#### Work to do
Extract each line of the material that follows exactly and omit its pictures.

#### Rows
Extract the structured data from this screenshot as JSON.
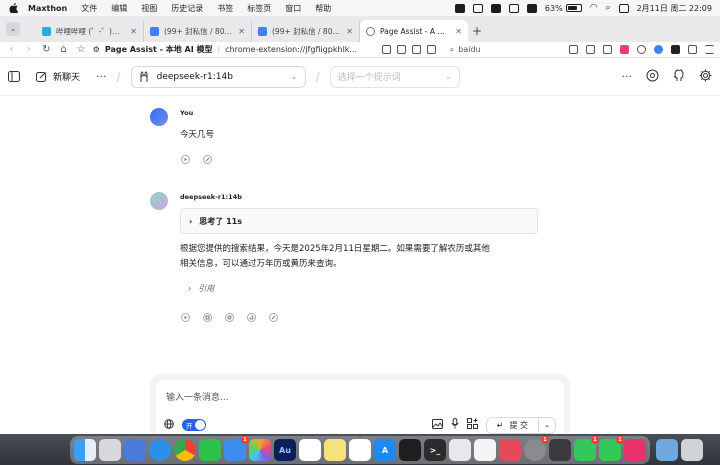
{
  "menubar": {
    "app": "Maxthon",
    "items": [
      "文件",
      "编辑",
      "视图",
      "历史记录",
      "书签",
      "标签页",
      "窗口",
      "帮助"
    ],
    "battery_percent": "63%",
    "datetime": "2月11日 周二 22:09"
  },
  "tabs": [
    {
      "label": "哔哩哔哩 (゜-゜)つロ 干",
      "active": false,
      "color": "#23ade5"
    },
    {
      "label": "(99+ 封私信 / 80 条消息",
      "active": false,
      "color": "#3b82f6"
    },
    {
      "label": "(99+ 封私信 / 80 条消息",
      "active": false,
      "color": "#3b82f6"
    },
    {
      "label": "Page Assist - A Web UI",
      "active": true,
      "color": "#888888"
    }
  ],
  "address": {
    "page_title": "Page Assist - 本地 AI 模型",
    "url": "chrome-extension://jfgfiigpkhlk...",
    "search": "baidu"
  },
  "header": {
    "new_chat": "新聊天",
    "model": "deepseek-r1:14b",
    "prompt_placeholder": "选择一个提示词"
  },
  "messages": {
    "user": {
      "name": "You",
      "text": "今天几号"
    },
    "bot": {
      "name": "deepseek-r1:14b",
      "thinking": "思考了 11s",
      "line1": "根据您提供的搜索结果，今天是2025年2月11日星期二。如果需要了解农历或其他",
      "line2": "相关信息，可以通过万年历或黄历来查询。",
      "citation": "引用"
    }
  },
  "composer": {
    "placeholder": "输入一条消息...",
    "toggle_label": "开",
    "submit_label": "提 交"
  },
  "colors": {
    "accent": "#2563eb",
    "user_avatar": "#3b6fe0",
    "bot_avatar": "#9fd7c7"
  },
  "dock": {
    "badges": {
      "chat": "1",
      "app7": "1",
      "app19": "1",
      "app20": "1"
    }
  }
}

#### Solution to this problem
Extract the structured data from this screenshot as JSON.
{
  "menubar": {
    "app": "Maxthon",
    "items": [
      "文件",
      "编辑",
      "视图",
      "历史记录",
      "书签",
      "标签页",
      "窗口",
      "帮助"
    ],
    "battery_percent": "63%",
    "datetime": "2月11日 周二 22:09"
  },
  "tabs": [
    {
      "label": "哔哩哔哩 (゜-゜)つロ 干",
      "active": false,
      "color": "#23ade5"
    },
    {
      "label": "(99+ 封私信 / 80 条消息",
      "active": false,
      "color": "#3b82f6"
    },
    {
      "label": "(99+ 封私信 / 80 条消息",
      "active": false,
      "color": "#3b82f6"
    },
    {
      "label": "Page Assist - A Web UI",
      "active": true,
      "color": "#888888"
    }
  ],
  "address": {
    "page_title": "Page Assist - 本地 AI 模型",
    "url": "chrome-extension://jfgfiigpkhlk...",
    "search": "baidu"
  },
  "header": {
    "new_chat": "新聊天",
    "model": "deepseek-r1:14b",
    "prompt_placeholder": "选择一个提示词"
  },
  "messages": {
    "user": {
      "name": "You",
      "text": "今天几号"
    },
    "bot": {
      "name": "deepseek-r1:14b",
      "thinking": "思考了 11s",
      "line1": "根据您提供的搜索结果，今天是2025年2月11日星期二。如果需要了解农历或其他",
      "line2": "相关信息，可以通过万年历或黄历来查询。",
      "citation": "引用"
    }
  },
  "composer": {
    "placeholder": "输入一条消息...",
    "toggle_label": "开",
    "submit_label": "提 交"
  },
  "colors": {
    "accent": "#2563eb",
    "user_avatar": "#3b6fe0",
    "bot_avatar": "#9fd7c7"
  },
  "dock": {
    "badges": {
      "chat": "1",
      "app7": "1",
      "app19": "1",
      "app20": "1"
    }
  }
}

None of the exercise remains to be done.